> _What is expected_
Locate the string "delle" throughout the material and copy every line in which it occurs.

> _Entries taken from a collection_
--- --- ---

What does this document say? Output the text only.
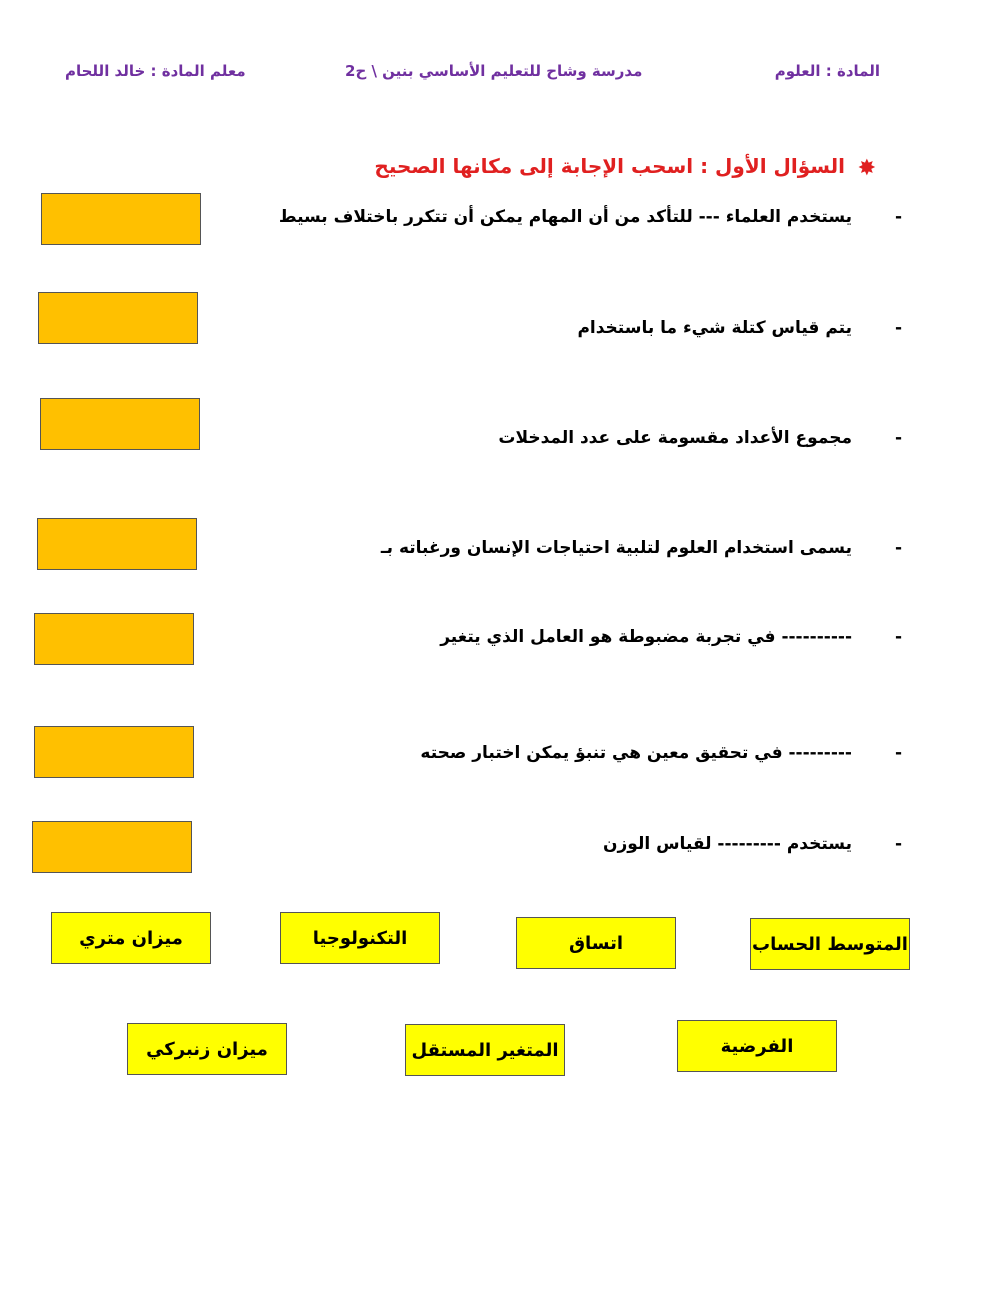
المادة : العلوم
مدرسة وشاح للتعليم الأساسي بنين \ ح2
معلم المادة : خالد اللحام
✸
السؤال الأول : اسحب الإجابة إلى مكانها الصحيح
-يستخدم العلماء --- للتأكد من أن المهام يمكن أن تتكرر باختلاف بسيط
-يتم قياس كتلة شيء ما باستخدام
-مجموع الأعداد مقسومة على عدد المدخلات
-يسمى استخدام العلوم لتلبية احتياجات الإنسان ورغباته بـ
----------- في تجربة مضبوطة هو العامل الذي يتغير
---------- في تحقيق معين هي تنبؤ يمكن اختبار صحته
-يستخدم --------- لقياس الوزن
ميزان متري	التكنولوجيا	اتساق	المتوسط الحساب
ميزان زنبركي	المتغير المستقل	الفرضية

--- --- ---

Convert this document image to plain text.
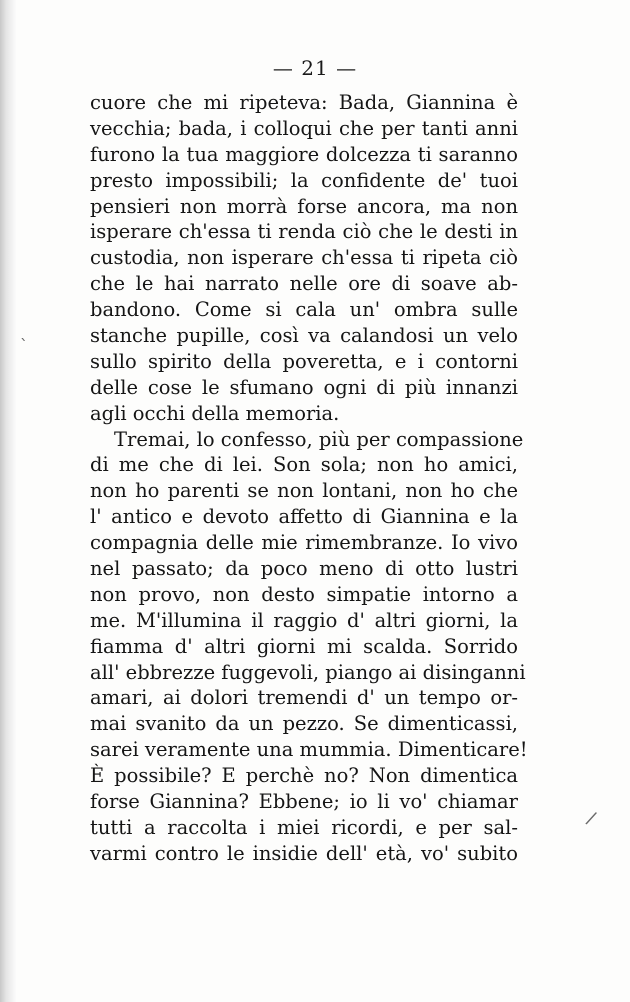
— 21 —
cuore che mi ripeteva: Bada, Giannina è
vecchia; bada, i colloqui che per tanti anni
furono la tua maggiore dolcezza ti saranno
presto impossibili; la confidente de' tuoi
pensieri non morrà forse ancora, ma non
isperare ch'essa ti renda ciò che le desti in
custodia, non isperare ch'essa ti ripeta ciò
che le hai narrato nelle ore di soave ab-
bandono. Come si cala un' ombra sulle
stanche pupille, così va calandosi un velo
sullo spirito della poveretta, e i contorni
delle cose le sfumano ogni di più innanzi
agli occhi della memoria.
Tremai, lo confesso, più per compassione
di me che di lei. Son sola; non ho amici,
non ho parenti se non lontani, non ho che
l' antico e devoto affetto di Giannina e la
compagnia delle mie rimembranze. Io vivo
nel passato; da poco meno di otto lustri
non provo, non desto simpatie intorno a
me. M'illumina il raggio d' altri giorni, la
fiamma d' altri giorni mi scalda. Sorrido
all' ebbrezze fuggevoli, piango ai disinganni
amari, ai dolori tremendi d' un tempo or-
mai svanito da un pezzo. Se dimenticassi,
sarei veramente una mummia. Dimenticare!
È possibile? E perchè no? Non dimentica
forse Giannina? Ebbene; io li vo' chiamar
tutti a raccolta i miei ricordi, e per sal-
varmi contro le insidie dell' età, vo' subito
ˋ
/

--- --- ---

> _Response to the exercise_
delle cose le sfumano ogni di più innanzi
compagnia delle mie rimembranze. Io vivo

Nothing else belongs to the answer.